■ PASSAGE CITÉ:

La vitesse, l'aspiration par le vide, l'impression de vertige, une sorte d'épuisement progressif de la matière par accélération ramène à l'idée de frayeur, de mécanique inexorable, de pente (dans le sens aussi d'inclination, de propension). Je pensais bien parfois qu'écrivant Aggravations, j'avais capté la musique trop tard, quand elle était déjà dans sa phase d'essorage.

Le principe qui précipite, relie et contredit cette règle est la boucle (idée que j'avais abordé en 1987 dans ma première oeuvre d'orchestre, le Grand quinconce, sorte de mobile sonore à la Tinguely), la répétition pure, l'itération par blocage, le sillon fermé. Cet effet rondo par refrains en boucle incruste une certaine lenteur structurelle dans un tempo frénétique. Le sujet fait du sur place (Roland Barthes)

Entrées d'éléments encadrés
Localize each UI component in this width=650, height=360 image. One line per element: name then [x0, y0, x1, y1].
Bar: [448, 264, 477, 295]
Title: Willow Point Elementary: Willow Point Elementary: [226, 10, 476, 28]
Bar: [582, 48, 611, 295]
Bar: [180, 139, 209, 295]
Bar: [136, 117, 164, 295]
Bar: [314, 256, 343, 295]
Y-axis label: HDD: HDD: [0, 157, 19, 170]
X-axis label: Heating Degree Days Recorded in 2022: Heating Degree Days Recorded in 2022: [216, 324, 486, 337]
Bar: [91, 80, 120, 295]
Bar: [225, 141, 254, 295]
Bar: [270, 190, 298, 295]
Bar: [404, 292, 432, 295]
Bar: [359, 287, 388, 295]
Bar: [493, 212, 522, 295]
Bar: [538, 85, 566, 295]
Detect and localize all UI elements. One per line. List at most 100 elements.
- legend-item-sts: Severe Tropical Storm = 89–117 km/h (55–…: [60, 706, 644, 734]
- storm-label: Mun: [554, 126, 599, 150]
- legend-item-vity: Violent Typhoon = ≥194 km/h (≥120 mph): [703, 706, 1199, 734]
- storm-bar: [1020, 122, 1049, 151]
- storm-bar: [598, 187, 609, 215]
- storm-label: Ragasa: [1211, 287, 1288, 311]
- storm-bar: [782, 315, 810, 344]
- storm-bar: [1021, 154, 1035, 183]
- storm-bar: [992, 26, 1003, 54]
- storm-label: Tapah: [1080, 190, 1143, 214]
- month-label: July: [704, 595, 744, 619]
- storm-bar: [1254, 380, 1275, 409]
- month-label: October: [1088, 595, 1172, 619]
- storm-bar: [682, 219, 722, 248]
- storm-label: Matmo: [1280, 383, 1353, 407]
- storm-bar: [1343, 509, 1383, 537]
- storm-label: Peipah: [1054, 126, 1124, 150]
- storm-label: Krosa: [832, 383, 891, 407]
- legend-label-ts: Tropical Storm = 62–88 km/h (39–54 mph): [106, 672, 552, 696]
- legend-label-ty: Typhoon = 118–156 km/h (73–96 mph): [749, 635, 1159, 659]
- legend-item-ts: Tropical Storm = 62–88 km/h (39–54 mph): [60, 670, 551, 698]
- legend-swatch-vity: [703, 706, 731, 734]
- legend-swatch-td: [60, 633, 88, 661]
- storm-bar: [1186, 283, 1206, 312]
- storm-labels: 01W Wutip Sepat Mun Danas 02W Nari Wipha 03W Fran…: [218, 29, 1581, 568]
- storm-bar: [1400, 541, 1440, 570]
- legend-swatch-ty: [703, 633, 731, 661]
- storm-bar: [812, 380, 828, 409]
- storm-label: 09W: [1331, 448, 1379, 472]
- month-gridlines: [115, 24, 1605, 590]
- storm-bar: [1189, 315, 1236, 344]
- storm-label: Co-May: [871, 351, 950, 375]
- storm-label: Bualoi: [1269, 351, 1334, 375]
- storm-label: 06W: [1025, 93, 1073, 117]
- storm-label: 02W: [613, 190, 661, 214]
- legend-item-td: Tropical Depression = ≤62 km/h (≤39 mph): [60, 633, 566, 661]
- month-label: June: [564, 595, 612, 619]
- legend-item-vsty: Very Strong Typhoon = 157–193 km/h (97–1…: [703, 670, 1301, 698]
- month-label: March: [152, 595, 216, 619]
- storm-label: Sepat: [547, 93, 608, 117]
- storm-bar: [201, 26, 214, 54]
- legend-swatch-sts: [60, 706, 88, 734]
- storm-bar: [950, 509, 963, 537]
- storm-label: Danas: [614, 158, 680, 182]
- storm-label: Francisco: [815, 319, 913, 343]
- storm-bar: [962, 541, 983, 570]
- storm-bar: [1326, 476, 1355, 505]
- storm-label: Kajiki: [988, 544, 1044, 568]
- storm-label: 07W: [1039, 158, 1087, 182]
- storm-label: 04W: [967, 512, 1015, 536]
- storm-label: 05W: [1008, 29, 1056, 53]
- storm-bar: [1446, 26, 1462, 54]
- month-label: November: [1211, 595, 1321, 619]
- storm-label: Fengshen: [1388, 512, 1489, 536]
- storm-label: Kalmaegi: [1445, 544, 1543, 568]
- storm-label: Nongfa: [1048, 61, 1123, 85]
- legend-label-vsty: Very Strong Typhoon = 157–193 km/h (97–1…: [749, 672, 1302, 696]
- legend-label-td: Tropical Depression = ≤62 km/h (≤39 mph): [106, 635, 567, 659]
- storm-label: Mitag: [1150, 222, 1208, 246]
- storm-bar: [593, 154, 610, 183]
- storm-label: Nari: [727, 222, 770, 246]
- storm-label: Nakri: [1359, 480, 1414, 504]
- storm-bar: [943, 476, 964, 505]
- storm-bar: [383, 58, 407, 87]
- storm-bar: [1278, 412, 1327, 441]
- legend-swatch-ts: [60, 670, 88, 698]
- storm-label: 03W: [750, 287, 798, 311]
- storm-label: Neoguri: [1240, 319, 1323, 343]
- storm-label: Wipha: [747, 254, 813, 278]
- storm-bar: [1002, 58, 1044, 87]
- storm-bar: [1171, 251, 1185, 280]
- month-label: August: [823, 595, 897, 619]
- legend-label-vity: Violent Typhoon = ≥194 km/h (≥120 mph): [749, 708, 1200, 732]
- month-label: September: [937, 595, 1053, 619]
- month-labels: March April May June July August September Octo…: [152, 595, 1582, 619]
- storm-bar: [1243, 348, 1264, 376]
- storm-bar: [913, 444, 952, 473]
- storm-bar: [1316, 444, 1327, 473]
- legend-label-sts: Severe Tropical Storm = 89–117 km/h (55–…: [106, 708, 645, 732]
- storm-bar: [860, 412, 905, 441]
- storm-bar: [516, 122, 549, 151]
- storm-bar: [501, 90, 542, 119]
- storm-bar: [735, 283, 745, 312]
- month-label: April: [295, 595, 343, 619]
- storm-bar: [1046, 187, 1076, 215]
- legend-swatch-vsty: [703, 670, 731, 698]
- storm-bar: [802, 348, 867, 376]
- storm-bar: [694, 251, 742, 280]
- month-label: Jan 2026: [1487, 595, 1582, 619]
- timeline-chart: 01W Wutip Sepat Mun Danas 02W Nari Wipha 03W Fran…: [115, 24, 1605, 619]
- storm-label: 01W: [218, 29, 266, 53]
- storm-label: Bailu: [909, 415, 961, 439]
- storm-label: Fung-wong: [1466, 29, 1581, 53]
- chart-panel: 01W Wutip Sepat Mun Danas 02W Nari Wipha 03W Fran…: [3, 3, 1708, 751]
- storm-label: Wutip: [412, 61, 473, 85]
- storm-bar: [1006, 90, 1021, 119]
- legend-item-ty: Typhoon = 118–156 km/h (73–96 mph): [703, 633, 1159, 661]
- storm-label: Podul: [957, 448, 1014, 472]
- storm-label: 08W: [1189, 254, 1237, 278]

■ ÉNONCÉ DU PROBLÈME: D'après le passage cité, dans quelle première œuvre d'orchestre l'idée de la boucle a-t-elle été abordée, et en quelle année ?

■ SOLUTION DU PROBLÈME: Dans le Grand quinconce, en 1987.